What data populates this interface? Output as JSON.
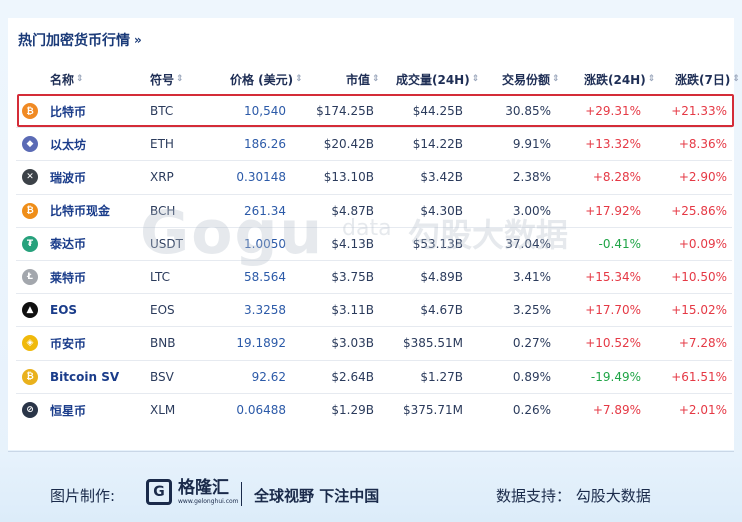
{
  "section_title": "热门加密货币行情",
  "section_chevron": "»",
  "columns": {
    "name": "名称",
    "symbol": "符号",
    "price": "价格 (美元)",
    "market_cap": "市值",
    "volume": "成交量(24H)",
    "share": "交易份额",
    "change_24h": "涨跌(24H)",
    "change_7d": "涨跌(7日)",
    "sort_glyph": "⇕"
  },
  "rows": [
    {
      "name": "比特币",
      "symbol": "BTC",
      "price": "10,540",
      "market_cap": "$174.25B",
      "volume": "$44.25B",
      "share": "30.85%",
      "change_24h": "+29.31%",
      "change_7d": "+21.33%",
      "icon": "btc-icon",
      "icon_glyph": "₿",
      "icon_color": "#f08a24",
      "dir24": "up",
      "dir7": "up"
    },
    {
      "name": "以太坊",
      "symbol": "ETH",
      "price": "186.26",
      "market_cap": "$20.42B",
      "volume": "$14.22B",
      "share": "9.91%",
      "change_24h": "+13.32%",
      "change_7d": "+8.36%",
      "icon": "eth-icon",
      "icon_glyph": "◆",
      "icon_color": "#5b6bb5",
      "dir24": "up",
      "dir7": "up"
    },
    {
      "name": "瑞波币",
      "symbol": "XRP",
      "price": "0.30148",
      "market_cap": "$13.10B",
      "volume": "$3.42B",
      "share": "2.38%",
      "change_24h": "+8.28%",
      "change_7d": "+2.90%",
      "icon": "xrp-icon",
      "icon_glyph": "✕",
      "icon_color": "#3c4248",
      "dir24": "up",
      "dir7": "up"
    },
    {
      "name": "比特币现金",
      "symbol": "BCH",
      "price": "261.34",
      "market_cap": "$4.87B",
      "volume": "$4.30B",
      "share": "3.00%",
      "change_24h": "+17.92%",
      "change_7d": "+25.86%",
      "icon": "bch-icon",
      "icon_glyph": "₿",
      "icon_color": "#ef8e19",
      "dir24": "up",
      "dir7": "up"
    },
    {
      "name": "泰达币",
      "symbol": "USDT",
      "price": "1.0050",
      "market_cap": "$4.13B",
      "volume": "$53.13B",
      "share": "37.04%",
      "change_24h": "-0.41%",
      "change_7d": "+0.09%",
      "icon": "usdt-icon",
      "icon_glyph": "₮",
      "icon_color": "#27a17c",
      "dir24": "down",
      "dir7": "up"
    },
    {
      "name": "莱特币",
      "symbol": "LTC",
      "price": "58.564",
      "market_cap": "$3.75B",
      "volume": "$4.89B",
      "share": "3.41%",
      "change_24h": "+15.34%",
      "change_7d": "+10.50%",
      "icon": "ltc-icon",
      "icon_glyph": "Ł",
      "icon_color": "#a3a7ad",
      "dir24": "up",
      "dir7": "up"
    },
    {
      "name": "EOS",
      "symbol": "EOS",
      "price": "3.3258",
      "market_cap": "$3.11B",
      "volume": "$4.67B",
      "share": "3.25%",
      "change_24h": "+17.70%",
      "change_7d": "+15.02%",
      "icon": "eos-icon",
      "icon_glyph": "▲",
      "icon_color": "#101010",
      "dir24": "up",
      "dir7": "up"
    },
    {
      "name": "币安币",
      "symbol": "BNB",
      "price": "19.1892",
      "market_cap": "$3.03B",
      "volume": "$385.51M",
      "share": "0.27%",
      "change_24h": "+10.52%",
      "change_7d": "+7.28%",
      "icon": "bnb-icon",
      "icon_glyph": "◈",
      "icon_color": "#f0b90b",
      "dir24": "up",
      "dir7": "up"
    },
    {
      "name": "Bitcoin SV",
      "symbol": "BSV",
      "price": "92.62",
      "market_cap": "$2.64B",
      "volume": "$1.27B",
      "share": "0.89%",
      "change_24h": "-19.49%",
      "change_7d": "+61.51%",
      "icon": "bsv-icon",
      "icon_glyph": "₿",
      "icon_color": "#e9b11d",
      "dir24": "down",
      "dir7": "up"
    },
    {
      "name": "恒星币",
      "symbol": "XLM",
      "price": "0.06488",
      "market_cap": "$1.29B",
      "volume": "$375.71M",
      "share": "0.26%",
      "change_24h": "+7.89%",
      "change_7d": "+2.01%",
      "icon": "xlm-icon",
      "icon_glyph": "⊘",
      "icon_color": "#2a3548",
      "dir24": "up",
      "dir7": "up"
    }
  ],
  "watermark": {
    "logo": "Gogu",
    "data": "data",
    "cn": "勾股大数据"
  },
  "footer": {
    "label": "图片制作:",
    "logo_mark": "G",
    "logo_cn": "格隆汇",
    "logo_url": "www.gelonghui.com",
    "slogan": "全球视野 下注中国",
    "support": "数据支持： 勾股大数据"
  },
  "colors": {
    "up": "#e53945",
    "down": "#1fa446",
    "highlight": "#d42c38",
    "title": "#1a3a78"
  }
}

What is needed:
What is the number of lines in the records that contain "volume"? Give that number only.

Answer in full:
11